Dataset records:
>>>>>

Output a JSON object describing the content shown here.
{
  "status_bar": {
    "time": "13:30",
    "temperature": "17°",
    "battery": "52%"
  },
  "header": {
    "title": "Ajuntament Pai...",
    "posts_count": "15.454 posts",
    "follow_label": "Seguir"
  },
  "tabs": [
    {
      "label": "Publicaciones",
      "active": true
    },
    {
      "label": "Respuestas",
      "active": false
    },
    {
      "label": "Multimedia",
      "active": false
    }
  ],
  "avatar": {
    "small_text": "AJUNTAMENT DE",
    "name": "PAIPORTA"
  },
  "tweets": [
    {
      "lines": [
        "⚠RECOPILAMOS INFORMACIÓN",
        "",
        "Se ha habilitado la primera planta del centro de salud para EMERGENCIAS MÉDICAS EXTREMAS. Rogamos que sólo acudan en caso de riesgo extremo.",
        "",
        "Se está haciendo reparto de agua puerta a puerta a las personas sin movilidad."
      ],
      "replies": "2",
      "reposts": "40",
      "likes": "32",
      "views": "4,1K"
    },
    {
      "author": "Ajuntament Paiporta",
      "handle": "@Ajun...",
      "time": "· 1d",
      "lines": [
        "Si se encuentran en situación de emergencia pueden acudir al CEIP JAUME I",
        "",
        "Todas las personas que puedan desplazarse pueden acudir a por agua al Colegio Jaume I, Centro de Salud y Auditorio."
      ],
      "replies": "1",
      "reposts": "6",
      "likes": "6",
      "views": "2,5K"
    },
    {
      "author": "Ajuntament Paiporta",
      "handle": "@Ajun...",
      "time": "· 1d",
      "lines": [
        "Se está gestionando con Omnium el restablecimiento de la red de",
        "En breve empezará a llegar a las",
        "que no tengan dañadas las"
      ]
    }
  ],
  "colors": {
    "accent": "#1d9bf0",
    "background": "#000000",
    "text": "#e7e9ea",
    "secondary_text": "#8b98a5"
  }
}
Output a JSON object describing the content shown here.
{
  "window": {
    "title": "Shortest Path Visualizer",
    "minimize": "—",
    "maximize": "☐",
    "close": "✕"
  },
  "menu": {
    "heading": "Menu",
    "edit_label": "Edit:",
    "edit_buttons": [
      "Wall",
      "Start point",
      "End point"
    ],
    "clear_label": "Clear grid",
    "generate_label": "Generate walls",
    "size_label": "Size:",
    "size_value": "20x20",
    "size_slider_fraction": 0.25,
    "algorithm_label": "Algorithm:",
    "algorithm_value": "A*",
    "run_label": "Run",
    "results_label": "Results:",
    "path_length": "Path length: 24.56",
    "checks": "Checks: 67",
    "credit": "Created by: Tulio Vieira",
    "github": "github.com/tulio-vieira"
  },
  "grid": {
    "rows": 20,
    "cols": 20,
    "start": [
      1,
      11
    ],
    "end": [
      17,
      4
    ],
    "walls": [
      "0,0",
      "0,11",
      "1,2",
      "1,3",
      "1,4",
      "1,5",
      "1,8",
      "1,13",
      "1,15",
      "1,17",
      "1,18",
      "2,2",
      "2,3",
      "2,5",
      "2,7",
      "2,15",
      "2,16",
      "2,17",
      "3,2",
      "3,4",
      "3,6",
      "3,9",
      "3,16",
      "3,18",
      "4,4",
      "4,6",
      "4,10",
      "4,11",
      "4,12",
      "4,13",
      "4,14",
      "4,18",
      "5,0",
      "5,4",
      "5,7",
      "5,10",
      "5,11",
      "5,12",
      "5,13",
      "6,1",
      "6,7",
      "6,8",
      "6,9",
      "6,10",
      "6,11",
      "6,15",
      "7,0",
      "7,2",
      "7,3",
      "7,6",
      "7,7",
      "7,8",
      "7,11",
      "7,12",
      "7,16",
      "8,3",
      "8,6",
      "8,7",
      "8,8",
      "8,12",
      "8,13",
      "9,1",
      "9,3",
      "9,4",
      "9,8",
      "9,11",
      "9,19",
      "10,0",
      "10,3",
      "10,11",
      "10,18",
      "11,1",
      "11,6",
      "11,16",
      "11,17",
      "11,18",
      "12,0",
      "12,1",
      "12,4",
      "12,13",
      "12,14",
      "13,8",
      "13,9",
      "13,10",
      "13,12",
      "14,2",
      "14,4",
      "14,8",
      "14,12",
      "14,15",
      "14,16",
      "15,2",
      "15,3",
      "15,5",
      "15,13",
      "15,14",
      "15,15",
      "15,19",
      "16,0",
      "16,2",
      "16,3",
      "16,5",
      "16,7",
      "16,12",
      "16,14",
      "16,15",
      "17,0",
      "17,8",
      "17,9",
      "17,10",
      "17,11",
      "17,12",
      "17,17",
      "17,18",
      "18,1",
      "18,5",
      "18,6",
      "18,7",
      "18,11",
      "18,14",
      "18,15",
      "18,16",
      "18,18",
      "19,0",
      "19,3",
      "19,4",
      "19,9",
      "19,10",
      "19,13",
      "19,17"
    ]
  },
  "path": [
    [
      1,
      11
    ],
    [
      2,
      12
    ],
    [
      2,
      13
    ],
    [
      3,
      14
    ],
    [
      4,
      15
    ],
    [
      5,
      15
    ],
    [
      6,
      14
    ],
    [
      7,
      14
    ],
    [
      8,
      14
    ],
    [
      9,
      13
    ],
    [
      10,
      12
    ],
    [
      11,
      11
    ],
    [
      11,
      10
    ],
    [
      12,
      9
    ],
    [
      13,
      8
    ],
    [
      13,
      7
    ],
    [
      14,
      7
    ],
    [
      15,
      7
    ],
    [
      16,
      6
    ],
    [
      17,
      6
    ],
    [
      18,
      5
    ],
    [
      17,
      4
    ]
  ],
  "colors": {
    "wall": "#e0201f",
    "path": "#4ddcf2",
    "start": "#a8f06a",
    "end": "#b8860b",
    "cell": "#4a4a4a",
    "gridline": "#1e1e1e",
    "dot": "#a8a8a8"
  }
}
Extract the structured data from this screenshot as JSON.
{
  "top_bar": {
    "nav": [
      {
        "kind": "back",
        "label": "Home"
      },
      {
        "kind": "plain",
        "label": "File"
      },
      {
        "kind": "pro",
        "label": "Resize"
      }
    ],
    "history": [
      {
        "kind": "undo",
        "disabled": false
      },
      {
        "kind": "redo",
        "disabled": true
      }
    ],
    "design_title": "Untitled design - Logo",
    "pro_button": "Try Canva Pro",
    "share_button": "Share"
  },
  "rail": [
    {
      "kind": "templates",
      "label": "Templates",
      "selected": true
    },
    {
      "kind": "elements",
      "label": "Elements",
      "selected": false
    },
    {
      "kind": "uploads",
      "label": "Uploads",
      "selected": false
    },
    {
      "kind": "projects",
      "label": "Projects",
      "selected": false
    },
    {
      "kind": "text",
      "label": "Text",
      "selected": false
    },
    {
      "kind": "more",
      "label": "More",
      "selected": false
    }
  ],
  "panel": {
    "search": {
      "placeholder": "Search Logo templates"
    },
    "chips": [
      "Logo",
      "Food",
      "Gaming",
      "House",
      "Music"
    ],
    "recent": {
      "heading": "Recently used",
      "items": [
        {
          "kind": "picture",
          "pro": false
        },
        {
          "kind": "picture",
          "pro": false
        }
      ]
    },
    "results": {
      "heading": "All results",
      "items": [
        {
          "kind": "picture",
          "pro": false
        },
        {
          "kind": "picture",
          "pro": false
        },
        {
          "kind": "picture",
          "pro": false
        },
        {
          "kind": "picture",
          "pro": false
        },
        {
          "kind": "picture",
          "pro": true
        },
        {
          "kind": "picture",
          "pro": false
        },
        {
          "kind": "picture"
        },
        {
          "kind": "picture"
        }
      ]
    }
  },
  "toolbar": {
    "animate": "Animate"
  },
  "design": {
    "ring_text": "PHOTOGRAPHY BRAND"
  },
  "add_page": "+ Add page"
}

<<<<<

OBJECTIVE:
Identify and copy lines that hold the string "heading".

CORRECT RESPONSE:
    "heading": "Menu",
      "heading": "Recently used",
      "heading": "All results",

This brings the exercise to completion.